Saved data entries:
________

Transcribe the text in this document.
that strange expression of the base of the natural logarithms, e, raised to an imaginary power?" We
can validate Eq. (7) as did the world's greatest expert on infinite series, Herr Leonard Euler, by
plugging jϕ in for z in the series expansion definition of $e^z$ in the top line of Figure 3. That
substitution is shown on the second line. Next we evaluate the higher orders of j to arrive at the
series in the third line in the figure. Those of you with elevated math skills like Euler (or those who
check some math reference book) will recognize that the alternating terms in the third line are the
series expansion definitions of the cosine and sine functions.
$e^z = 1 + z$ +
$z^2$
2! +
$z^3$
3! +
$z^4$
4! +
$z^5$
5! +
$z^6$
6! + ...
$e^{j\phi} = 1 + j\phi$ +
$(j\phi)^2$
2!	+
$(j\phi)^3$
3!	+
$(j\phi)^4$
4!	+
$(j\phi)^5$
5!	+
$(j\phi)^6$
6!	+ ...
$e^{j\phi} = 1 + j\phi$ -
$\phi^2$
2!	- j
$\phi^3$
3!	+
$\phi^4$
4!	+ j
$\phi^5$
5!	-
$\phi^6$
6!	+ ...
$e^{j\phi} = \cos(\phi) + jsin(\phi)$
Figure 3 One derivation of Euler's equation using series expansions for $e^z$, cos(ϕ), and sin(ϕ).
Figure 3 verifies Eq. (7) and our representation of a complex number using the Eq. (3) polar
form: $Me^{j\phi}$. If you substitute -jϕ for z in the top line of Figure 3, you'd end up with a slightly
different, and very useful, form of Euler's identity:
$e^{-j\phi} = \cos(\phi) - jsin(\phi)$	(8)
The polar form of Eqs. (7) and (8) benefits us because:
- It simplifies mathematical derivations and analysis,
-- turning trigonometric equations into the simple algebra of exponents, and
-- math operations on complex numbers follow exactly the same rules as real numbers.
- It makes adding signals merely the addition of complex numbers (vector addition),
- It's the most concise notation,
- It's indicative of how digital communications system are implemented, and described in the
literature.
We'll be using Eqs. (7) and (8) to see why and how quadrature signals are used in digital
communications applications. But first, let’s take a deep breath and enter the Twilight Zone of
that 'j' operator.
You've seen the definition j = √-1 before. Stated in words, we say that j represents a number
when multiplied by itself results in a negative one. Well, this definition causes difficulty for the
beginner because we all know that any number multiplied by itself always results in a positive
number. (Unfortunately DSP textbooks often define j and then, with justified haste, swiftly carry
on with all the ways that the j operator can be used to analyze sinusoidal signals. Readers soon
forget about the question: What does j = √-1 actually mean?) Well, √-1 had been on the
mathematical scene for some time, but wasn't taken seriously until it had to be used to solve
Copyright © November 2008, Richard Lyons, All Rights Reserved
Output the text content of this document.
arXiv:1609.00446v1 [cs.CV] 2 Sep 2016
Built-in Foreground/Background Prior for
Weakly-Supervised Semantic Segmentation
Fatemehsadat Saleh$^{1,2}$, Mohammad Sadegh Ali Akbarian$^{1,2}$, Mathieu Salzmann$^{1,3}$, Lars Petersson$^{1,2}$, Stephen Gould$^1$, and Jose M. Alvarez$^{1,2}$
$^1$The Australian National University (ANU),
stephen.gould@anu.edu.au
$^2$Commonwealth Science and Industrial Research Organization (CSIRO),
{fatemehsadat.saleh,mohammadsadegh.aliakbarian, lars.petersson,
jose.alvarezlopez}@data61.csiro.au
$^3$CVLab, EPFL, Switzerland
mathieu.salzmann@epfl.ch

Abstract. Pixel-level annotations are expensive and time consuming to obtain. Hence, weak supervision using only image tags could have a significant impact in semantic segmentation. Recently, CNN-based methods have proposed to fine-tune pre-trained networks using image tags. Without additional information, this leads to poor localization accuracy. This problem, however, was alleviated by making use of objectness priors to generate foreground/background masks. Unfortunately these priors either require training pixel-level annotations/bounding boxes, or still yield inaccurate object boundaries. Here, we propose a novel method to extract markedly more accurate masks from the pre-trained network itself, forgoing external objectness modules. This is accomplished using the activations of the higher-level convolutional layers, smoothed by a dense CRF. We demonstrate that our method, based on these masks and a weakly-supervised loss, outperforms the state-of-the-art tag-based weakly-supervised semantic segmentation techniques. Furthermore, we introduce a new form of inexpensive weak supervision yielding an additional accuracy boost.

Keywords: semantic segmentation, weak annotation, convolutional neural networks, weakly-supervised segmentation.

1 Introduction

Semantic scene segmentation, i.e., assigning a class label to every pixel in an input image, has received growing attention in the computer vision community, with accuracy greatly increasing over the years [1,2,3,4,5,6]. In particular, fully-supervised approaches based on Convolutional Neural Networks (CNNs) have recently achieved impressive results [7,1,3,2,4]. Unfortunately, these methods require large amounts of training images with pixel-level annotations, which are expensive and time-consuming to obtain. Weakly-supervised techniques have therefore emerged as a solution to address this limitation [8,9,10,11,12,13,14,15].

________

Quote all the records exactly, please, leaving none out.

Transcribe the text in this document.
that strange expression of the base of the natural logarithms, e, raised to an imaginary power?" We
can validate Eq. (7) as did the world's greatest expert on infinite series, Herr Leonard Euler, by
plugging jϕ in for z in the series expansion definition of $e^z$ in the top line of Figure 3. That
substitution is shown on the second line. Next we evaluate the higher orders of j to arrive at the
series in the third line in the figure. Those of you with elevated math skills like Euler (or those who
check some math reference book) will recognize that the alternating terms in the third line are the
series expansion definitions of the cosine and sine functions.
$e^z = 1 + z$ +
$z^2$
2! +
$z^3$
3! +
$z^4$
4! +
$z^5$
5! +
$z^6$
6! + ...
$e^{j\phi} = 1 + j\phi$ +
$(j\phi)^2$
2!	+
$(j\phi)^3$
3!	+
$(j\phi)^4$
4!	+
$(j\phi)^5$
5!	+
$(j\phi)^6$
6!	+ ...
$e^{j\phi} = 1 + j\phi$ -
$\phi^2$
2!	- j
$\phi^3$
3!	+
$\phi^4$
4!	+ j
$\phi^5$
5!	-
$\phi^6$
6!	+ ...
$e^{j\phi} = \cos(\phi) + jsin(\phi)$
Figure 3 One derivation of Euler's equation using series expansions for $e^z$, cos(ϕ), and sin(ϕ).
Figure 3 verifies Eq. (7) and our representation of a complex number using the Eq. (3) polar
form: $Me^{j\phi}$. If you substitute -jϕ for z in the top line of Figure 3, you'd end up with a slightly
different, and very useful, form of Euler's identity:
$e^{-j\phi} = \cos(\phi) - jsin(\phi)$	(8)
The polar form of Eqs. (7) and (8) benefits us because:
- It simplifies mathematical derivations and analysis,
-- turning trigonometric equations into the simple algebra of exponents, and
-- math operations on complex numbers follow exactly the same rules as real numbers.
- It makes adding signals merely the addition of complex numbers (vector addition),
- It's the most concise notation,
- It's indicative of how digital communications system are implemented, and described in the
literature.
We'll be using Eqs. (7) and (8) to see why and how quadrature signals are used in digital
communications applications. But first, let’s take a deep breath and enter the Twilight Zone of
that 'j' operator.
You've seen the definition j = √-1 before. Stated in words, we say that j represents a number
when multiplied by itself results in a negative one. Well, this definition causes difficulty for the
beginner because we all know that any number multiplied by itself always results in a positive
number. (Unfortunately DSP textbooks often define j and then, with justified haste, swiftly carry
on with all the ways that the j operator can be used to analyze sinusoidal signals. Readers soon
forget about the question: What does j = √-1 actually mean?) Well, √-1 had been on the
mathematical scene for some time, but wasn't taken seriously until it had to be used to solve
Copyright © November 2008, Richard Lyons, All Rights Reserved
Output the text content of this document.
arXiv:1609.00446v1 [cs.CV] 2 Sep 2016
Built-in Foreground/Background Prior for
Weakly-Supervised Semantic Segmentation
Fatemehsadat Saleh$^{1,2}$, Mohammad Sadegh Ali Akbarian$^{1,2}$, Mathieu Salzmann$^{1,3}$, Lars Petersson$^{1,2}$, Stephen Gould$^1$, and Jose M. Alvarez$^{1,2}$
$^1$The Australian National University (ANU),
stephen.gould@anu.edu.au
$^2$Commonwealth Science and Industrial Research Organization (CSIRO),
{fatemehsadat.saleh,mohammadsadegh.aliakbarian, lars.petersson,
jose.alvarezlopez}@data61.csiro.au
$^3$CVLab, EPFL, Switzerland
mathieu.salzmann@epfl.ch

Abstract. Pixel-level annotations are expensive and time consuming to obtain. Hence, weak supervision using only image tags could have a significant impact in semantic segmentation. Recently, CNN-based methods have proposed to fine-tune pre-trained networks using image tags. Without additional information, this leads to poor localization accuracy. This problem, however, was alleviated by making use of objectness priors to generate foreground/background masks. Unfortunately these priors either require training pixel-level annotations/bounding boxes, or still yield inaccurate object boundaries. Here, we propose a novel method to extract markedly more accurate masks from the pre-trained network itself, forgoing external objectness modules. This is accomplished using the activations of the higher-level convolutional layers, smoothed by a dense CRF. We demonstrate that our method, based on these masks and a weakly-supervised loss, outperforms the state-of-the-art tag-based weakly-supervised semantic segmentation techniques. Furthermore, we introduce a new form of inexpensive weak supervision yielding an additional accuracy boost.

Keywords: semantic segmentation, weak annotation, convolutional neural networks, weakly-supervised segmentation.

1 Introduction

Semantic scene segmentation, i.e., assigning a class label to every pixel in an input image, has received growing attention in the computer vision community, with accuracy greatly increasing over the years [1,2,3,4,5,6]. In particular, fully-supervised approaches based on Convolutional Neural Networks (CNNs) have recently achieved impressive results [7,1,3,2,4]. Unfortunately, these methods require large amounts of training images with pixel-level annotations, which are expensive and time-consuming to obtain. Weakly-supervised techniques have therefore emerged as a solution to address this limitation [8,9,10,11,12,13,14,15].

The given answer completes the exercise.